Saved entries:
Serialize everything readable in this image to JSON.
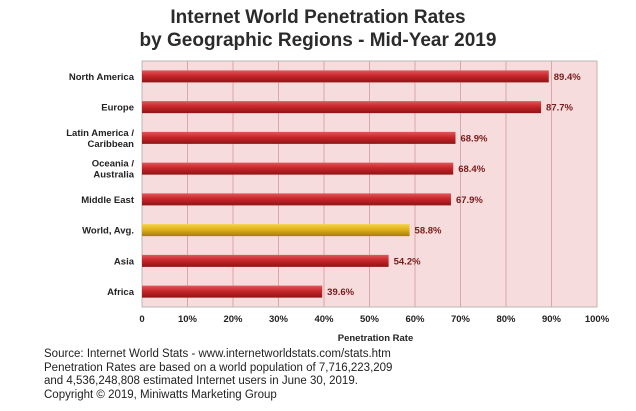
{
  "chart_data": {
    "type": "bar",
    "orientation": "horizontal",
    "title_lines": [
      "Internet World Penetration Rates",
      "by Geographic Regions -  Mid-Year 2019"
    ],
    "xlabel": "Penetration Rate",
    "ylabel": "",
    "xlim": [
      0,
      100
    ],
    "ticks": [
      "0",
      "10%",
      "20%",
      "30%",
      "40%",
      "50%",
      "60%",
      "70%",
      "80%",
      "90%",
      "100%"
    ],
    "grid": true,
    "categories": [
      [
        "North America"
      ],
      [
        "Europe"
      ],
      [
        "Latin America /",
        "Caribbean"
      ],
      [
        "Oceania /",
        "Australia"
      ],
      [
        "Middle East"
      ],
      [
        "World, Avg."
      ],
      [
        "Asia"
      ],
      [
        "Africa"
      ]
    ],
    "values": [
      89.4,
      87.7,
      68.9,
      68.4,
      67.9,
      58.8,
      54.2,
      39.6
    ],
    "value_labels": [
      "89.4%",
      "87.7%",
      "68.9%",
      "68.4%",
      "67.9%",
      "58.8%",
      "54.2%",
      "39.6%"
    ],
    "highlight_index": 5,
    "colors": {
      "bar": "#c8262a",
      "bar_highlight": "#e0b21c",
      "plot_background": "#f6dcdc",
      "grid": "#d9a9a9",
      "value_label": "#7a1a1a"
    }
  },
  "source_lines": [
    "Source: Internet World Stats - www.internetworldstats.com/stats.htm",
    "Penetration Rates are based on a world population of 7,716,223,209",
    "and 4,536,248,808 estimated Internet users in June 30, 2019.",
    "Copyright © 2019, Miniwatts Marketing Group"
  ]
}
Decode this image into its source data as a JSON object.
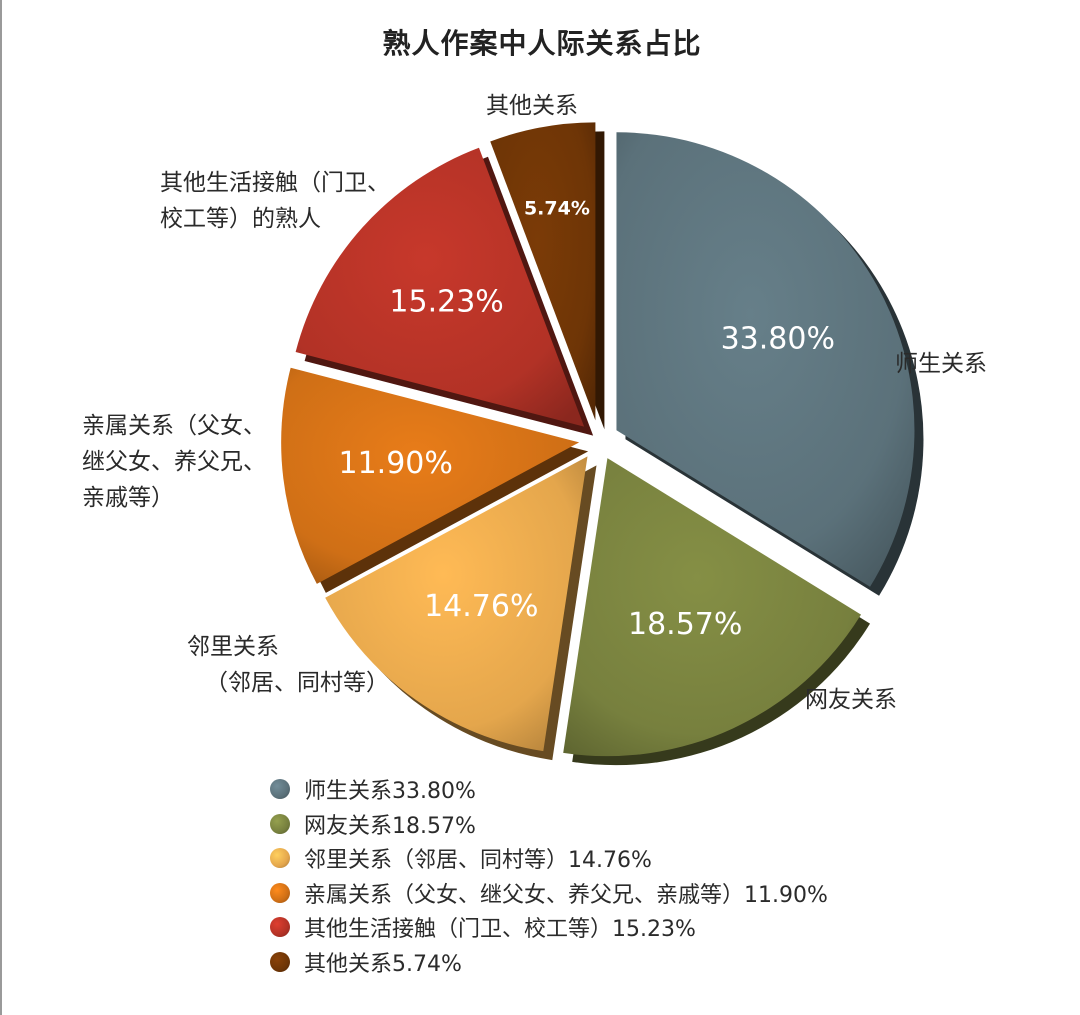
{
  "chart_data": {
    "type": "pie",
    "title": "熟人作案中人际关系占比",
    "slices": [
      {
        "name": "师生关系",
        "value": 33.8,
        "value_label": "33.80%",
        "category_label": [
          "师生关系"
        ],
        "legend_label": "师生关系33.80%",
        "color": "#5b717a"
      },
      {
        "name": "网友关系",
        "value": 18.57,
        "value_label": "18.57%",
        "category_label": [
          "网友关系"
        ],
        "legend_label": "网友关系18.57%",
        "color": "#77803e"
      },
      {
        "name": "邻里关系（邻居、同村等）",
        "value": 14.76,
        "value_label": "14.76%",
        "category_label": [
          "邻里关系",
          "（邻居、同村等）"
        ],
        "legend_label": "邻里关系（邻居、同村等）14.76%",
        "color": "#e4a64c"
      },
      {
        "name": "亲属关系（父女、继父女、养父兄、亲戚等）",
        "value": 11.9,
        "value_label": "11.90%",
        "category_label": [
          "亲属关系（父女、",
          "继父女、养父兄、",
          "亲戚等）"
        ],
        "legend_label": "亲属关系（父女、继父女、养父兄、亲戚等）11.90%",
        "color": "#cf6f16"
      },
      {
        "name": "其他生活接触（门卫、校工等）的熟人",
        "value": 15.23,
        "value_label": "15.23%",
        "category_label": [
          "其他生活接触（门卫、",
          "校工等）的熟人"
        ],
        "legend_label": "其他生活接触（门卫、校工等）15.23%",
        "color": "#b23226"
      },
      {
        "name": "其他关系",
        "value": 5.74,
        "value_label": "5.74%",
        "category_label": [
          "其他关系"
        ],
        "legend_label": "其他关系5.74%",
        "color": "#6e3506"
      }
    ]
  }
}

**CHALLENGE**
Repeat everything in the records precisely. Images are excluded from the copy.

**FULL SOLUTION**
Serialize everything readable in this image to JSON.
{
  "chart_data": {
    "type": "bar",
    "orientation": "horizontal",
    "title_lines": [
      "Internet World Penetration Rates",
      "by Geographic Regions -  Mid-Year 2019"
    ],
    "xlabel": "Penetration Rate",
    "ylabel": "",
    "xlim": [
      0,
      100
    ],
    "ticks": [
      "0",
      "10%",
      "20%",
      "30%",
      "40%",
      "50%",
      "60%",
      "70%",
      "80%",
      "90%",
      "100%"
    ],
    "grid": true,
    "categories": [
      [
        "North America"
      ],
      [
        "Europe"
      ],
      [
        "Latin America /",
        "Caribbean"
      ],
      [
        "Oceania /",
        "Australia"
      ],
      [
        "Middle East"
      ],
      [
        "World, Avg."
      ],
      [
        "Asia"
      ],
      [
        "Africa"
      ]
    ],
    "values": [
      89.4,
      87.7,
      68.9,
      68.4,
      67.9,
      58.8,
      54.2,
      39.6
    ],
    "value_labels": [
      "89.4%",
      "87.7%",
      "68.9%",
      "68.4%",
      "67.9%",
      "58.8%",
      "54.2%",
      "39.6%"
    ],
    "highlight_index": 5,
    "colors": {
      "bar": "#c8262a",
      "bar_highlight": "#e0b21c",
      "plot_background": "#f6dcdc",
      "grid": "#d9a9a9",
      "value_label": "#7a1a1a"
    }
  },
  "source_lines": [
    "Source: Internet World Stats - www.internetworldstats.com/stats.htm",
    "Penetration Rates are based on a world population of 7,716,223,209",
    "and 4,536,248,808 estimated Internet users in June 30, 2019.",
    "Copyright © 2019, Miniwatts Marketing Group"
  ]
}
Decode this image into its source data as a JSON object.
{
  "chart_data": {
    "type": "pie",
    "title": "熟人作案中人际关系占比",
    "slices": [
      {
        "name": "师生关系",
        "value": 33.8,
        "value_label": "33.80%",
        "category_label": [
          "师生关系"
        ],
        "legend_label": "师生关系33.80%",
        "color": "#5b717a"
      },
      {
        "name": "网友关系",
        "value": 18.57,
        "value_label": "18.57%",
        "category_label": [
          "网友关系"
        ],
        "legend_label": "网友关系18.57%",
        "color": "#77803e"
      },
      {
        "name": "邻里关系（邻居、同村等）",
        "value": 14.76,
        "value_label": "14.76%",
        "category_label": [
          "邻里关系",
          "（邻居、同村等）"
        ],
        "legend_label": "邻里关系（邻居、同村等）14.76%",
        "color": "#e4a64c"
      },
      {
        "name": "亲属关系（父女、继父女、养父兄、亲戚等）",
        "value": 11.9,
        "value_label": "11.90%",
        "category_label": [
          "亲属关系（父女、",
          "继父女、养父兄、",
          "亲戚等）"
        ],
        "legend_label": "亲属关系（父女、继父女、养父兄、亲戚等）11.90%",
        "color": "#cf6f16"
      },
      {
        "name": "其他生活接触（门卫、校工等）的熟人",
        "value": 15.23,
        "value_label": "15.23%",
        "category_label": [
          "其他生活接触（门卫、",
          "校工等）的熟人"
        ],
        "legend_label": "其他生活接触（门卫、校工等）15.23%",
        "color": "#b23226"
      },
      {
        "name": "其他关系",
        "value": 5.74,
        "value_label": "5.74%",
        "category_label": [
          "其他关系"
        ],
        "legend_label": "其他关系5.74%",
        "color": "#6e3506"
      }
    ]
  }
}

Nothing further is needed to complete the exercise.